--- Source passage ---
----------------------------------------

My favorite part of Bootstrap 4 is actually its newly included CSS reset
Reboot [0]. It's built on Normalize, but also provides a set of very
compelling improvements like making use of the native font stack, a bunch of
very sensible spacing and layout adjustments, and built-in optimizations for
touch responsiveness (removing the 300ms delay). I'm definitely going to be
trying it out on my next project regardless of whether or not it uses
Bootstrap itself.

With that said, I don't mean to rain on the parade, but I've been gradually
deviating away from using CSS frameworks for my projects, not because I don't
_want_ to use them, but rather because most CSS frameworks don't seem to mix
naturally with component-oriented CSS-in-JS libraries like glamorous [1],
which is my preferred way to work with styling these days.

If I do include a CSS framework, I end up having to use a mix of custom
component-scoped styles and global CSS classes from these frameworks, and
those CSS classes may have margins and cascading effects that reach into
children. This breaks component-level style isolation, and makes the styling
of children much harder to reason about, which defeats much of the purpose of
using component-oriented CSS to begin with.

----------------------------------------

--- Goals ---
- A) For the comment on Bootstrap 4, decide whether each statement agrees with it: (i) Reboot is built on Normalize; (ii) the writer plans to try Reboot only on projects that use Bootstrap; (iii) global CSS classes from frameworks can have margins that reach into children. Answer yes or no for each, quoting the deciding words exactly.
- B) Please reproduce the stretch of the Bootstrap 4 comment from "My favorite part" through "Bootstrap itself.", word for word.

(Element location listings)
----------------------------------------

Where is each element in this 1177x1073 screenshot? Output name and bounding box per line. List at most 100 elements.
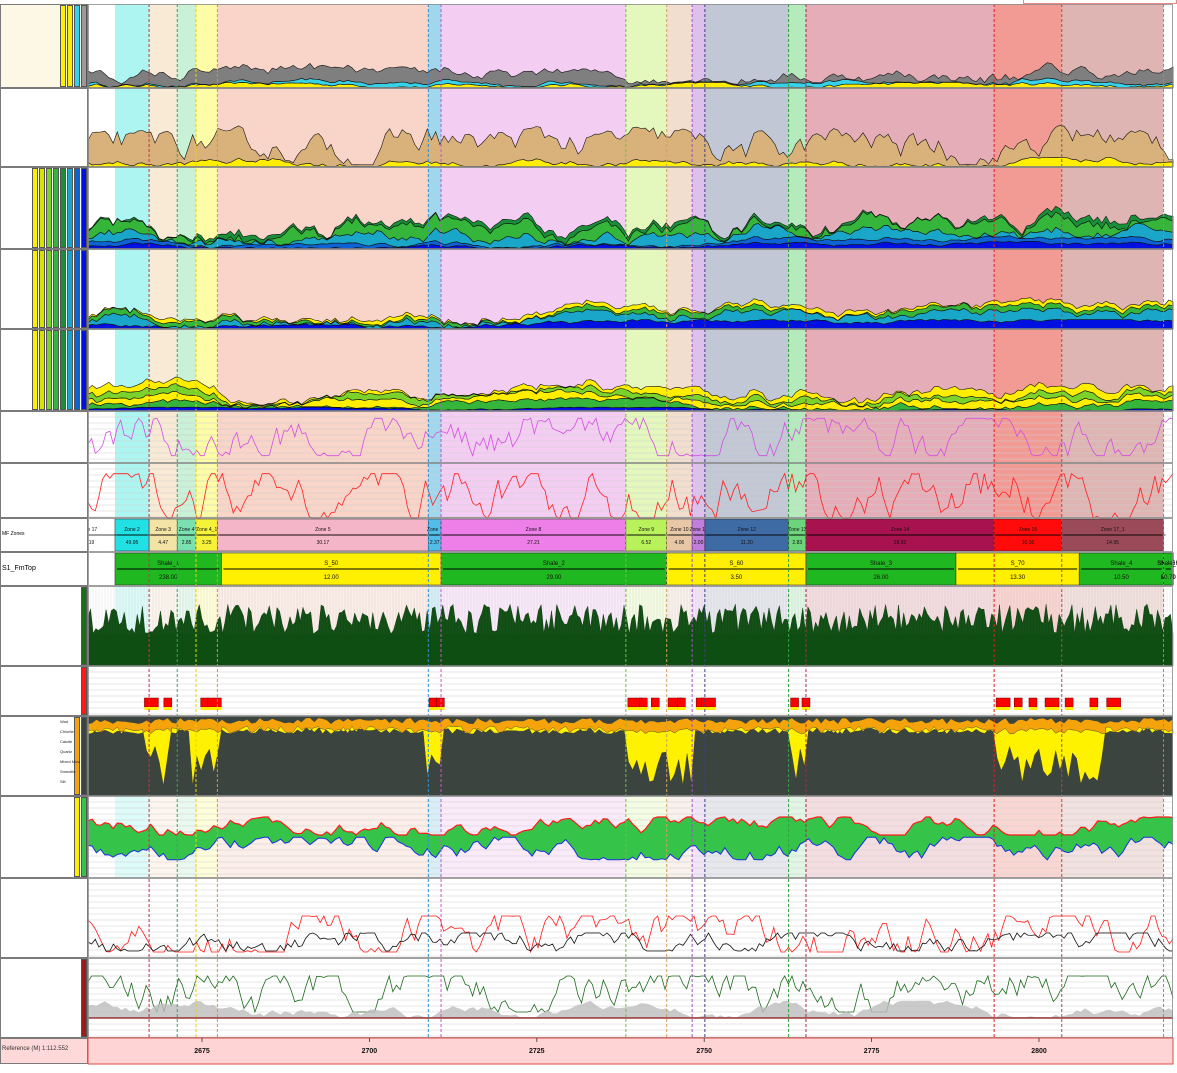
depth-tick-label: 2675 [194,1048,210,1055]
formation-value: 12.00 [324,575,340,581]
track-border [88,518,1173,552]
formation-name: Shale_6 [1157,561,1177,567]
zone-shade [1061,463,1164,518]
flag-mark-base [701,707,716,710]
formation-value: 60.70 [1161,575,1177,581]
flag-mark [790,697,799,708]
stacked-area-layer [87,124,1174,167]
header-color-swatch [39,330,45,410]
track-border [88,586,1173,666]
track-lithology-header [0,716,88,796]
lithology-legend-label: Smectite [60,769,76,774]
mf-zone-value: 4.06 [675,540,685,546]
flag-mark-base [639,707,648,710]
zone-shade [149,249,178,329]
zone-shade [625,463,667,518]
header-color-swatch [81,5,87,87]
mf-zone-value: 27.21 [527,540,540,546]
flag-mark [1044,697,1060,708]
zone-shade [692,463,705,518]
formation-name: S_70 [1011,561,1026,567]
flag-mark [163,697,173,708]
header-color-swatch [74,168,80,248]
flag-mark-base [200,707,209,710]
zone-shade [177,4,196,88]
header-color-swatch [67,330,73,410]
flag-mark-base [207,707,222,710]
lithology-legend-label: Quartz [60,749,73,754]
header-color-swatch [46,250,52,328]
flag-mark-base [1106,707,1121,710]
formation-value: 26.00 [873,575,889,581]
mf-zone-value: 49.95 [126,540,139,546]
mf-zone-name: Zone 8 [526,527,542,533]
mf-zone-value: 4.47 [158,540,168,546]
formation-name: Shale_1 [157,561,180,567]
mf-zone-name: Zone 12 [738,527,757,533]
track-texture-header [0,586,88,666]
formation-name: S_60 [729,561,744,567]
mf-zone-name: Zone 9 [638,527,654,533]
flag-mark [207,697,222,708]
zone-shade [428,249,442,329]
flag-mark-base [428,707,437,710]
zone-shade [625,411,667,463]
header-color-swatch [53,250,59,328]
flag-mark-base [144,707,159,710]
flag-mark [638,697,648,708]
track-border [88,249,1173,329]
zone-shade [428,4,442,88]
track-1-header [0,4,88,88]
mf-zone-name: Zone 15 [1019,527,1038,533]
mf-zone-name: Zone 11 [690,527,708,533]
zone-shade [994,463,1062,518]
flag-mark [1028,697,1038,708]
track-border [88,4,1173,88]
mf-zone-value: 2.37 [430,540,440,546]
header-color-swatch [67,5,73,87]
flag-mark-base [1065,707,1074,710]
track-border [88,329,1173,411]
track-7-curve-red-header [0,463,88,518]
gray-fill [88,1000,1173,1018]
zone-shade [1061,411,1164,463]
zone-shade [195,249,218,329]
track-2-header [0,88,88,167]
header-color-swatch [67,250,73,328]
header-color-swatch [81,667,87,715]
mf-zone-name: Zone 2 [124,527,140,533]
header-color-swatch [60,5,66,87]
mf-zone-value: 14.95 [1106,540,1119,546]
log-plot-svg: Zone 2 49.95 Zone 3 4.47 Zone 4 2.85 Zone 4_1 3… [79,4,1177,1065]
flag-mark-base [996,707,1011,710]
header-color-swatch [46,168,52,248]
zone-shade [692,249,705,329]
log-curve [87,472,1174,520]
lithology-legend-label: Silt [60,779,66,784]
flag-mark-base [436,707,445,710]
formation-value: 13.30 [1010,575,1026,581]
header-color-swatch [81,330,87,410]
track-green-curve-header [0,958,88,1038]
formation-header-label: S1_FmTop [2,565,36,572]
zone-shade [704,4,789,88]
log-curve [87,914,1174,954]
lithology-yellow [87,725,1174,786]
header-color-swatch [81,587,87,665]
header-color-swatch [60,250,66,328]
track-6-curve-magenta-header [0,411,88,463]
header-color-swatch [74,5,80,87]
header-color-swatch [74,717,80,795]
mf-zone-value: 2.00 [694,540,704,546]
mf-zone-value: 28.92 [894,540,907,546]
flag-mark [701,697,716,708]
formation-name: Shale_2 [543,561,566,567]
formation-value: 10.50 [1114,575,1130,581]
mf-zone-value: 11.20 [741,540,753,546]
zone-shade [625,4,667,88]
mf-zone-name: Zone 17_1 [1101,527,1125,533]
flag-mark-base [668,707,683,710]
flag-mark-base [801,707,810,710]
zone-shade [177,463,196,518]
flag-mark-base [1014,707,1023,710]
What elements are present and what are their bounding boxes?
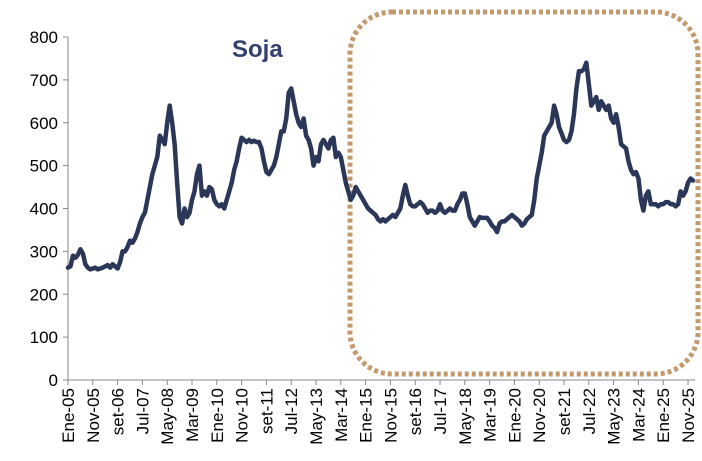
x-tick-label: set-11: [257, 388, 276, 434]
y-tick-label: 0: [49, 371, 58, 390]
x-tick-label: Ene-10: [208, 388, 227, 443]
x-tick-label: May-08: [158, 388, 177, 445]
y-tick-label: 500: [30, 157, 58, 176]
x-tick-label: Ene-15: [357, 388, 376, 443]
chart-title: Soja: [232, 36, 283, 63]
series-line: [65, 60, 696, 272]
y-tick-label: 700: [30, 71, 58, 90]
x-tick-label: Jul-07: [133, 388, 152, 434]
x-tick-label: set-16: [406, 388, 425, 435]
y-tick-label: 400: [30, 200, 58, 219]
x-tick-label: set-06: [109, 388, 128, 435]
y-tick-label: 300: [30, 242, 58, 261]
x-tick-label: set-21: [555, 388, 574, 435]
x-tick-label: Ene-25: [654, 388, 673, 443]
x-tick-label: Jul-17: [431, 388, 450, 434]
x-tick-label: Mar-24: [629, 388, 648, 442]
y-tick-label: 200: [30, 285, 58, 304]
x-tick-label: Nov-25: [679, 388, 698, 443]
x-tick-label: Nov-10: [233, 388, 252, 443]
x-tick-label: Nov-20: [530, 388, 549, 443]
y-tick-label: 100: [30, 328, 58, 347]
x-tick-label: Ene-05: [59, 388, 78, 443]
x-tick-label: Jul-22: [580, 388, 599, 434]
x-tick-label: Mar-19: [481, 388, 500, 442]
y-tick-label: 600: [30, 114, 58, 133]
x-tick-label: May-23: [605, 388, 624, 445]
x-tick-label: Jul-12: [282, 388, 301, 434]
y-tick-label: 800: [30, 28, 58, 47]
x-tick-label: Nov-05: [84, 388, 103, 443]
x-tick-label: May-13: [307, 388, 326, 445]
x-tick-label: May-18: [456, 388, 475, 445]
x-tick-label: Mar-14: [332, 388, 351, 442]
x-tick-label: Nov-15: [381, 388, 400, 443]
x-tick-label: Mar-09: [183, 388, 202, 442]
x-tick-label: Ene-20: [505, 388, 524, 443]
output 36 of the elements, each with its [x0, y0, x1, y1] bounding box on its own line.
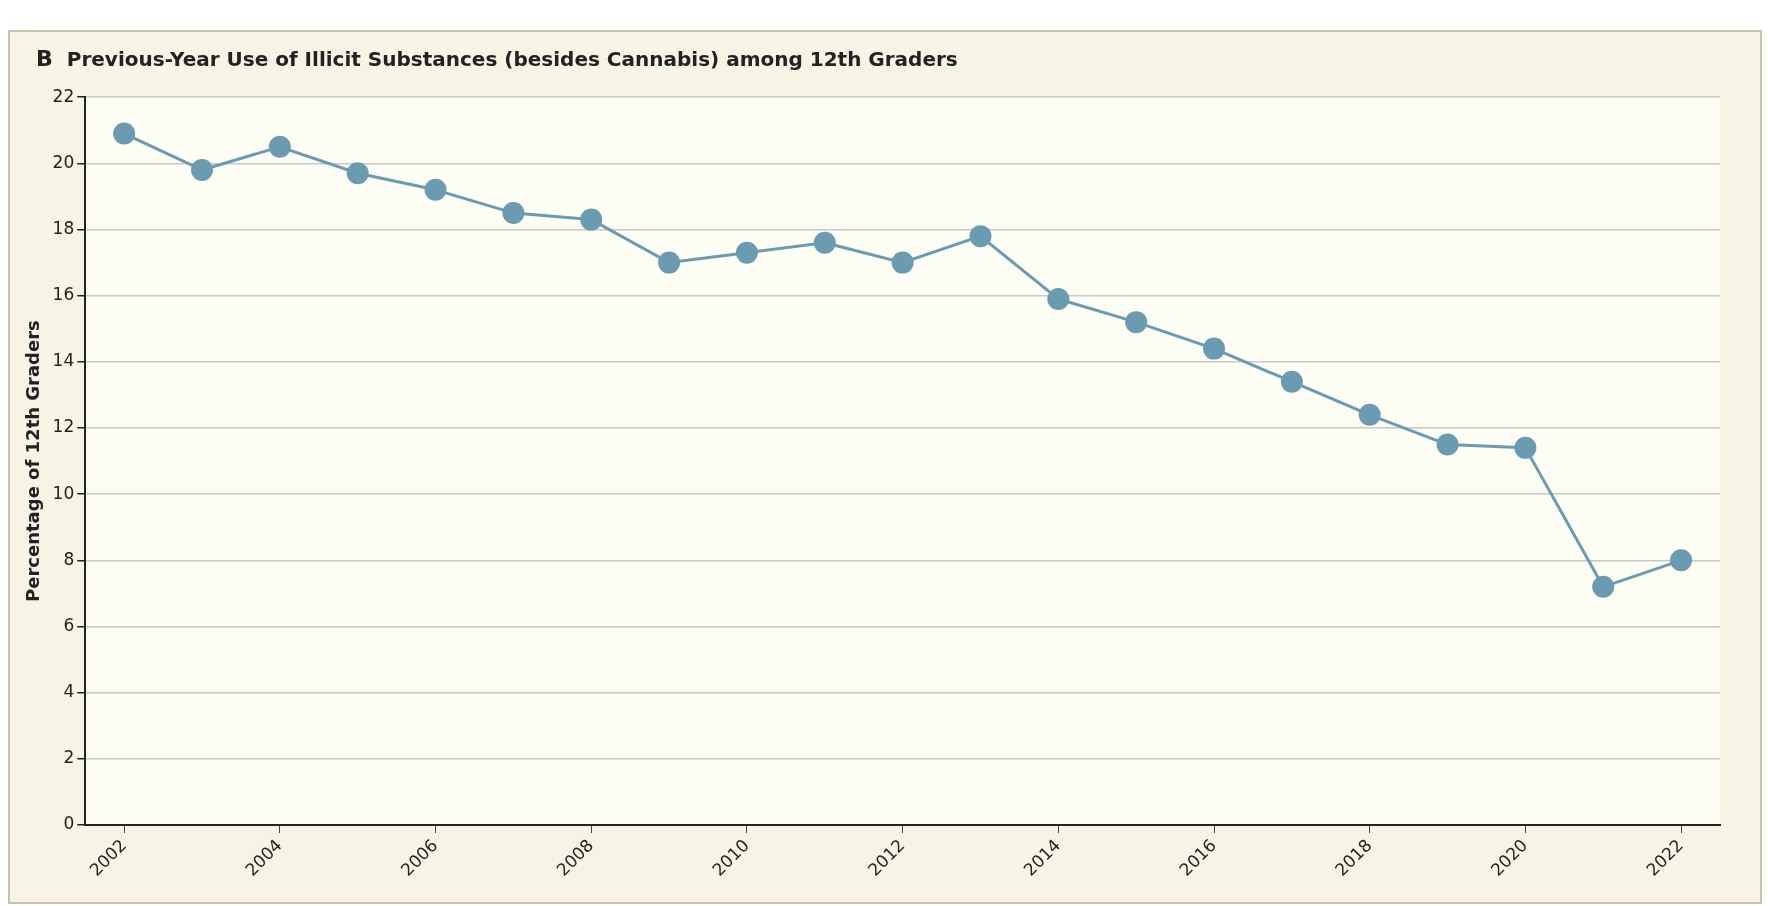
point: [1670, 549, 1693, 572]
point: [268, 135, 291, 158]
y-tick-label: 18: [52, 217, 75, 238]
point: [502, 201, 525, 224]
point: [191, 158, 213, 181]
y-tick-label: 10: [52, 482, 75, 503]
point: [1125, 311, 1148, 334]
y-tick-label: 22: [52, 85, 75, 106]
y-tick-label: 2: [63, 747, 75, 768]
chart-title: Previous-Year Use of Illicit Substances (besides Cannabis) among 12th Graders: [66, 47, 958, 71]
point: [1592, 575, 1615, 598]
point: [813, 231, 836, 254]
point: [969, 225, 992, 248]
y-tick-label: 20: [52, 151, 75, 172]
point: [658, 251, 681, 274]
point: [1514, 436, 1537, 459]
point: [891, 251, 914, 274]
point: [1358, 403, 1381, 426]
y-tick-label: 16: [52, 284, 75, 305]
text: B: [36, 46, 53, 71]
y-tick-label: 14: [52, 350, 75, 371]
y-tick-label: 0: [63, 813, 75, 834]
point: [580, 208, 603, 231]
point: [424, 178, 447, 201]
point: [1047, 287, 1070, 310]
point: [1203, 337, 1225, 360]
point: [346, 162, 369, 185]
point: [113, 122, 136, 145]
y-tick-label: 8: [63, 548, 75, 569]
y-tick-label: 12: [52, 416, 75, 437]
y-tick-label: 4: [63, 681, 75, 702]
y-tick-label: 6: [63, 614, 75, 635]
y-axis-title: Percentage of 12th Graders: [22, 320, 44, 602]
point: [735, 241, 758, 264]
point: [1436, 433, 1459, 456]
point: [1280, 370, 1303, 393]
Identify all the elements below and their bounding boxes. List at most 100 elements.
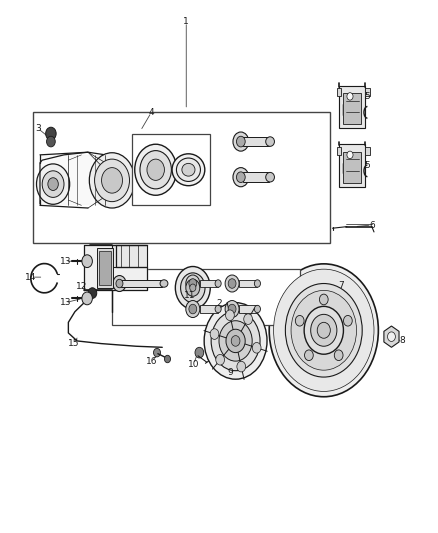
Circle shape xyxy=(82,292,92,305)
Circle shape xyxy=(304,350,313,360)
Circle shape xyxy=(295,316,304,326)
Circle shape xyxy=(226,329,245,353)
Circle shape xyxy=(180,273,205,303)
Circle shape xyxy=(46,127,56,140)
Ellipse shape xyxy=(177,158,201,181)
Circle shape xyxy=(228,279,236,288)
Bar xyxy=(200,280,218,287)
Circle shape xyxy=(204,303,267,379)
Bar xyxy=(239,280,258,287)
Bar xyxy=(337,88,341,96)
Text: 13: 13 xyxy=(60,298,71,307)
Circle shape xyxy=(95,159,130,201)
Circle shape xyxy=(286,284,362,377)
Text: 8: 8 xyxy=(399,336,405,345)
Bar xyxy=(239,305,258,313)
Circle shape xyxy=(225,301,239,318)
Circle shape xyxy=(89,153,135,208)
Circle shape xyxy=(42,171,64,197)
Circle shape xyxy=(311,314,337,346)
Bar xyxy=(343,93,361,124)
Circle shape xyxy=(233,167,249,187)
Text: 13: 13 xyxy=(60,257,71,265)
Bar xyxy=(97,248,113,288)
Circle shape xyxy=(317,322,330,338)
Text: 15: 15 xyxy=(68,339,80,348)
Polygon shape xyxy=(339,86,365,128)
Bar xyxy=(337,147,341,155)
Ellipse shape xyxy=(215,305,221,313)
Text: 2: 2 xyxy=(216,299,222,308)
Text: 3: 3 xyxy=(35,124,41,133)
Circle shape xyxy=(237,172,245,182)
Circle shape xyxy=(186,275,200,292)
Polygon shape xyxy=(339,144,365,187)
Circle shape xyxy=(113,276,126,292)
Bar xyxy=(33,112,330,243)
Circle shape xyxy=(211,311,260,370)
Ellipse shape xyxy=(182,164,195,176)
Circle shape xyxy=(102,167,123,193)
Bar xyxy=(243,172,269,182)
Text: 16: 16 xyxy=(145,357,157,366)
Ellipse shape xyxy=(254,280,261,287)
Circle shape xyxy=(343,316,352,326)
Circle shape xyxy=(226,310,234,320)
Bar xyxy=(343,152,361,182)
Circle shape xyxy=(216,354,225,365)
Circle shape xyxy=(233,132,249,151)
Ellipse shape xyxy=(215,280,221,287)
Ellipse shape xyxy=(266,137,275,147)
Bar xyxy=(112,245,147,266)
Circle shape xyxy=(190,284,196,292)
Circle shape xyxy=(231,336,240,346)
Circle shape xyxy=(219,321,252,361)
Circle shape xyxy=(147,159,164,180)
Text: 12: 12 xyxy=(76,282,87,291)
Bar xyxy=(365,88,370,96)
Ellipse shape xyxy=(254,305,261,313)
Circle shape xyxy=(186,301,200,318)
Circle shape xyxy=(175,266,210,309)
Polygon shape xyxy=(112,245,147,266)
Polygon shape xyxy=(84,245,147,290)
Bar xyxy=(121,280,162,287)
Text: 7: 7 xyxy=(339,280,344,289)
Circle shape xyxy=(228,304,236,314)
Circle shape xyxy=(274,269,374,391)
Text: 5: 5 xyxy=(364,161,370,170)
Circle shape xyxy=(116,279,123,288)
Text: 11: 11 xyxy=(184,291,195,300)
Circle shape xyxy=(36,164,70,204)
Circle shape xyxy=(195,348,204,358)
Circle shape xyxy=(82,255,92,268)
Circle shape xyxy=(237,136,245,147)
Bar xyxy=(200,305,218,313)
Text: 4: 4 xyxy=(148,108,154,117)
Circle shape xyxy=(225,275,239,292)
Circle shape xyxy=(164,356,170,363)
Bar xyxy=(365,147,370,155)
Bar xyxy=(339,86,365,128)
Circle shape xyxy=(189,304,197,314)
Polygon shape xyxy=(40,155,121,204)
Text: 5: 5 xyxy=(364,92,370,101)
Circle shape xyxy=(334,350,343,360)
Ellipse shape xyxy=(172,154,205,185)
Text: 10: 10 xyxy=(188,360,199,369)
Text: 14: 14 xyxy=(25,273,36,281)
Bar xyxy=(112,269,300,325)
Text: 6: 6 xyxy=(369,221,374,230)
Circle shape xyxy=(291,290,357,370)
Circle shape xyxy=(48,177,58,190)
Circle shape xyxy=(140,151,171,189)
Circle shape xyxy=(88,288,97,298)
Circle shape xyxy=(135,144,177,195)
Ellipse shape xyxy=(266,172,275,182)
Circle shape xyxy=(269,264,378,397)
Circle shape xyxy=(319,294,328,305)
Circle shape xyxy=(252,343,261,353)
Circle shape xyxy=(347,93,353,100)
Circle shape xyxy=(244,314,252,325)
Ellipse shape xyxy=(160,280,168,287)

----------------------------------------

--- Outputs ---
- A)
(i) Yes: "It's built on Normalize"
(ii) No: "regardless of whether or not it uses Bootstrap itself"
(iii) Yes: "those CSS classes may have margins and cascading effects that reach into children"

- B)
My favorite part of Bootstrap 4 is actually its newly included CSS reset
Reboot [0]. It's built on Normalize, but also provides a set of very
compelling improvements like making use of the native font stack, a bunch of
very sensible spacing and layout adjustments, and built-in optimizations for
touch responsiveness (removing the 300ms delay). I'm definitely going to be
trying it out on my next project regardless of whether or not it uses
Bootstrap itself.